→ THE PROBLEM: Print every one of the following records line for line, changing nothing.

→ EXTRACTED MATERIAL:
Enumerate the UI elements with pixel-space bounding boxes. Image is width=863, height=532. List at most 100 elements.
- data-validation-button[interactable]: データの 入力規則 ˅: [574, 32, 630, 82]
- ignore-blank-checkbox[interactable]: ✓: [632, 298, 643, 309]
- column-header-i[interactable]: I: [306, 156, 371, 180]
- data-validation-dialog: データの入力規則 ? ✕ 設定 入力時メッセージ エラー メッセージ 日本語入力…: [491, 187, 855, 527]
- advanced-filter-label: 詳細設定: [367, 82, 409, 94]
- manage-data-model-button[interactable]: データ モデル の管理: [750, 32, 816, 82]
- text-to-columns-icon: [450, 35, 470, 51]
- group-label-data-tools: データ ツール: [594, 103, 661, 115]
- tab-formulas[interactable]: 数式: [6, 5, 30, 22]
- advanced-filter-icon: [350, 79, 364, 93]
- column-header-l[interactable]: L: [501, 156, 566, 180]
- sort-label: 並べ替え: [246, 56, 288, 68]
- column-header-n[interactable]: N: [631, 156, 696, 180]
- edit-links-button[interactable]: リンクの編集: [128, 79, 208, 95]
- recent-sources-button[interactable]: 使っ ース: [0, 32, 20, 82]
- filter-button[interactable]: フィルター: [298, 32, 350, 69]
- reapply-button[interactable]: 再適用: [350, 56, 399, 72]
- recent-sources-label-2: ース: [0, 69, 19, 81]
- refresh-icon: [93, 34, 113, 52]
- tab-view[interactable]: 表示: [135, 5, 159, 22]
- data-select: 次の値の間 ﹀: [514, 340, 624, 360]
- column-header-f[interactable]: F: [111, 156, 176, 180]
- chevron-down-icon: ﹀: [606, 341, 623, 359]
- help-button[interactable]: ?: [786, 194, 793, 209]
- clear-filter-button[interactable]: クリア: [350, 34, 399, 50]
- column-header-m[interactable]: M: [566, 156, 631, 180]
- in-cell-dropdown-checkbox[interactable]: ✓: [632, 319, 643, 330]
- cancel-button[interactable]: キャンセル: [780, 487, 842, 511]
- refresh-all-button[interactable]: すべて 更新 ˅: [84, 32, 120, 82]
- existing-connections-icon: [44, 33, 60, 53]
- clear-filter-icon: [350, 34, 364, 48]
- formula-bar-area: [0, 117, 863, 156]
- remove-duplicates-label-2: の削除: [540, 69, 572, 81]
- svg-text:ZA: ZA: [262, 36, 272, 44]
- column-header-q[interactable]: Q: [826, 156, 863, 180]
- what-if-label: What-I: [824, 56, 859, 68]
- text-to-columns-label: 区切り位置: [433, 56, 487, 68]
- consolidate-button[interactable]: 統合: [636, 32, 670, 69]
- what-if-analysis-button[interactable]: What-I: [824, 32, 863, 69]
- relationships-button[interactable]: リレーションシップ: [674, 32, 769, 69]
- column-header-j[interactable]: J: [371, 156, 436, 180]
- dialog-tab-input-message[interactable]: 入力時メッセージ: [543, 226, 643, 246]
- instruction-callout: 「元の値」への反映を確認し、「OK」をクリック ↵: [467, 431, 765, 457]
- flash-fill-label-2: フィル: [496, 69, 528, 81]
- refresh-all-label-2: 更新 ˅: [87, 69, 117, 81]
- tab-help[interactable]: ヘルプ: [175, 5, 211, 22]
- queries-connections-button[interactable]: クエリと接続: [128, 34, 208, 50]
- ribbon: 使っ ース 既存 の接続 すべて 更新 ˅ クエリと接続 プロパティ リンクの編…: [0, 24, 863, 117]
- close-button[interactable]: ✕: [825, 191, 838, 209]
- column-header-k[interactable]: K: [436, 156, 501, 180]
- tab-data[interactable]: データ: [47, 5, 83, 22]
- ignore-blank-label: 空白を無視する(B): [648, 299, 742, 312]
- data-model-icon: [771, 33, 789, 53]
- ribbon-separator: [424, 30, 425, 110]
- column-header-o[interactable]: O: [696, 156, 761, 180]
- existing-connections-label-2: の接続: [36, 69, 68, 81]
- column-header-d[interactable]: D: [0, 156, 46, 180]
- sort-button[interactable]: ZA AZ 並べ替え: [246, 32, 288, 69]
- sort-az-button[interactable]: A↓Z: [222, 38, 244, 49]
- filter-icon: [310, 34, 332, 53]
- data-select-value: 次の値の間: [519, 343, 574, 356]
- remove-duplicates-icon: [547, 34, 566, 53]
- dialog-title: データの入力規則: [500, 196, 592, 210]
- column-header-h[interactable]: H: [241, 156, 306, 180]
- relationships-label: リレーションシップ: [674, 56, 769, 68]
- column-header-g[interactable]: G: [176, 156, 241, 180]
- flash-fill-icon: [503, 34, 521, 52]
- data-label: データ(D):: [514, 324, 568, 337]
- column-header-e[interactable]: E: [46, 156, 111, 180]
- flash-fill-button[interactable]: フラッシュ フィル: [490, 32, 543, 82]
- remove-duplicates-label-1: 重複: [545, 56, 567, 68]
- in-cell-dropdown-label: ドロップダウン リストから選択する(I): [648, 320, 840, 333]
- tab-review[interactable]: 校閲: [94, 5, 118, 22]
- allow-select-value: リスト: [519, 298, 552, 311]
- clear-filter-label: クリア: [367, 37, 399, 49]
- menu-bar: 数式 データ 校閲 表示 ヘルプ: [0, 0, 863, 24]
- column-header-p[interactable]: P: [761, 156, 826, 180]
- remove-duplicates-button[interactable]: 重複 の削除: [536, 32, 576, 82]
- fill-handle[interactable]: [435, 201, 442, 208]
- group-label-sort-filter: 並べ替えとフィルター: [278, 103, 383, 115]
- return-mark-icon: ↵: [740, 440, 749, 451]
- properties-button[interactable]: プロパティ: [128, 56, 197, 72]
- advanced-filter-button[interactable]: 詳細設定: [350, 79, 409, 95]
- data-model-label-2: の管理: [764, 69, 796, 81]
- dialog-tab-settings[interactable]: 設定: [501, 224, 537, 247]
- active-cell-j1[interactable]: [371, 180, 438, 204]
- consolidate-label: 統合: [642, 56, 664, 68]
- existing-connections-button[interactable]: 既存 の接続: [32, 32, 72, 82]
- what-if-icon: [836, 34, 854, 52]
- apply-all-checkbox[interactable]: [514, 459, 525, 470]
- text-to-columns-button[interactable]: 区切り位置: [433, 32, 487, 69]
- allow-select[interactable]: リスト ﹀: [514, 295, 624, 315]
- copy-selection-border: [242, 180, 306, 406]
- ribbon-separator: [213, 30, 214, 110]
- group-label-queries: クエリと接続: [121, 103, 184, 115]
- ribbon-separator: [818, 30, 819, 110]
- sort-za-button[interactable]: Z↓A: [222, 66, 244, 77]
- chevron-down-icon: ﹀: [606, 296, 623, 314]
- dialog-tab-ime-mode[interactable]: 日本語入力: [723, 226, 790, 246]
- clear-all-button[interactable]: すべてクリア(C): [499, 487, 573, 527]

→ THE REPLY:
Enumerate the UI elements with pixel-space bounding boxes. Image is width=863, height=532. List at most 100 elements.
- data-validation-button[interactable]: データの 入力規則 ˅: [574, 32, 630, 82]
- ignore-blank-checkbox[interactable]: ✓: [632, 298, 643, 309]
- column-header-i[interactable]: I: [306, 156, 371, 180]
- data-validation-dialog: データの入力規則 ? ✕ 設定 入力時メッセージ エラー メッセージ 日本語入力…: [491, 187, 855, 527]
- advanced-filter-label: 詳細設定: [367, 82, 409, 94]
- manage-data-model-button[interactable]: データ モデル の管理: [750, 32, 816, 82]
- text-to-columns-icon: [450, 35, 470, 51]
- group-label-data-tools: データ ツール: [594, 103, 661, 115]
- tab-formulas[interactable]: 数式: [6, 5, 30, 22]
- advanced-filter-icon: [350, 79, 364, 93]
- column-header-l[interactable]: L: [501, 156, 566, 180]
- sort-label: 並べ替え: [246, 56, 288, 68]
- column-header-n[interactable]: N: [631, 156, 696, 180]
- edit-links-button[interactable]: リンクの編集: [128, 79, 208, 95]
- recent-sources-button[interactable]: 使っ ース: [0, 32, 20, 82]
- filter-button[interactable]: フィルター: [298, 32, 350, 69]
- reapply-button[interactable]: 再適用: [350, 56, 399, 72]
- recent-sources-label-2: ース: [0, 69, 19, 81]
- refresh-icon: [93, 34, 113, 52]
- tab-view[interactable]: 表示: [135, 5, 159, 22]
- data-select: 次の値の間 ﹀: [514, 340, 624, 360]
- column-header-f[interactable]: F: [111, 156, 176, 180]
- chevron-down-icon: ﹀: [606, 341, 623, 359]
- help-button[interactable]: ?: [786, 194, 793, 209]
- clear-filter-button[interactable]: クリア: [350, 34, 399, 50]
- column-header-m[interactable]: M: [566, 156, 631, 180]
- in-cell-dropdown-checkbox[interactable]: ✓: [632, 319, 643, 330]
- cancel-button[interactable]: キャンセル: [780, 487, 842, 511]
- refresh-all-button[interactable]: すべて 更新 ˅: [84, 32, 120, 82]
- existing-connections-icon: [44, 33, 60, 53]
- clear-filter-icon: [350, 34, 364, 48]
- formula-bar-area: [0, 117, 863, 156]
- remove-duplicates-label-2: の削除: [540, 69, 572, 81]
- svg-text:ZA: ZA: [262, 36, 272, 44]
- column-header-q[interactable]: Q: [826, 156, 863, 180]
- what-if-label: What-I: [824, 56, 859, 68]
- text-to-columns-label: 区切り位置: [433, 56, 487, 68]
- consolidate-button[interactable]: 統合: [636, 32, 670, 69]
- what-if-analysis-button[interactable]: What-I: [824, 32, 863, 69]
- relationships-button[interactable]: リレーションシップ: [674, 32, 769, 69]
- column-header-j[interactable]: J: [371, 156, 436, 180]
- dialog-tab-input-message[interactable]: 入力時メッセージ: [543, 226, 643, 246]
- instruction-callout: 「元の値」への反映を確認し、「OK」をクリック ↵: [467, 431, 765, 457]
- flash-fill-label-2: フィル: [496, 69, 528, 81]
- refresh-all-label-2: 更新 ˅: [87, 69, 117, 81]
- tab-help[interactable]: ヘルプ: [175, 5, 211, 22]
- queries-connections-button[interactable]: クエリと接続: [128, 34, 208, 50]
- ribbon: 使っ ース 既存 の接続 すべて 更新 ˅ クエリと接続 プロパティ リンクの編…: [0, 24, 863, 117]
- close-button[interactable]: ✕: [825, 191, 838, 209]
- column-header-k[interactable]: K: [436, 156, 501, 180]
- tab-data[interactable]: データ: [47, 5, 83, 22]
- ignore-blank-label: 空白を無視する(B): [648, 299, 742, 312]
- data-model-icon: [771, 33, 789, 53]
- ribbon-separator: [424, 30, 425, 110]
- column-header-o[interactable]: O: [696, 156, 761, 180]
- existing-connections-label-2: の接続: [36, 69, 68, 81]
- column-header-d[interactable]: D: [0, 156, 46, 180]
- sort-button[interactable]: ZA AZ 並べ替え: [246, 32, 288, 69]
- sort-az-button[interactable]: A↓Z: [222, 38, 244, 49]
- filter-icon: [310, 34, 332, 53]
- data-select-value: 次の値の間: [519, 343, 574, 356]
- remove-duplicates-icon: [547, 34, 566, 53]
- dialog-title: データの入力規則: [500, 196, 592, 210]
- column-header-h[interactable]: H: [241, 156, 306, 180]
- relationships-label: リレーションシップ: [674, 56, 769, 68]
- column-header-g[interactable]: G: [176, 156, 241, 180]
- flash-fill-icon: [503, 34, 521, 52]
- data-label: データ(D):: [514, 324, 568, 337]
- column-header-e[interactable]: E: [46, 156, 111, 180]
- flash-fill-button[interactable]: フラッシュ フィル: [490, 32, 543, 82]
- remove-duplicates-label-1: 重複: [545, 56, 567, 68]
- in-cell-dropdown-label: ドロップダウン リストから選択する(I): [648, 320, 840, 333]
- tab-review[interactable]: 校閲: [94, 5, 118, 22]
- allow-select-value: リスト: [519, 298, 552, 311]
- clear-filter-label: クリア: [367, 37, 399, 49]
- menu-bar: 数式 データ 校閲 表示 ヘルプ: [0, 0, 863, 24]
- column-header-p[interactable]: P: [761, 156, 826, 180]
- remove-duplicates-button[interactable]: 重複 の削除: [536, 32, 576, 82]
- fill-handle[interactable]: [435, 201, 442, 208]
- group-label-sort-filter: 並べ替えとフィルター: [278, 103, 383, 115]
- return-mark-icon: ↵: [740, 440, 749, 451]
- properties-button[interactable]: プロパティ: [128, 56, 197, 72]
- advanced-filter-button[interactable]: 詳細設定: [350, 79, 409, 95]
- data-model-label-2: の管理: [764, 69, 796, 81]
- dialog-tab-settings[interactable]: 設定: [501, 224, 537, 247]
- active-cell-j1[interactable]: [371, 180, 438, 204]
- consolidate-label: 統合: [642, 56, 664, 68]
- existing-connections-button[interactable]: 既存 の接続: [32, 32, 72, 82]
- what-if-icon: [836, 34, 854, 52]
- apply-all-checkbox[interactable]: [514, 459, 525, 470]
- text-to-columns-button[interactable]: 区切り位置: [433, 32, 487, 69]
- allow-select[interactable]: リスト ﹀: [514, 295, 624, 315]
- copy-selection-border: [242, 180, 306, 406]
- ribbon-separator: [213, 30, 214, 110]
- group-label-queries: クエリと接続: [121, 103, 184, 115]
- ribbon-separator: [818, 30, 819, 110]
- sort-za-button[interactable]: Z↓A: [222, 66, 244, 77]
- chevron-down-icon: ﹀: [606, 296, 623, 314]
- dialog-tab-ime-mode[interactable]: 日本語入力: [723, 226, 790, 246]
- clear-all-button[interactable]: すべてクリア(C): [499, 487, 573, 527]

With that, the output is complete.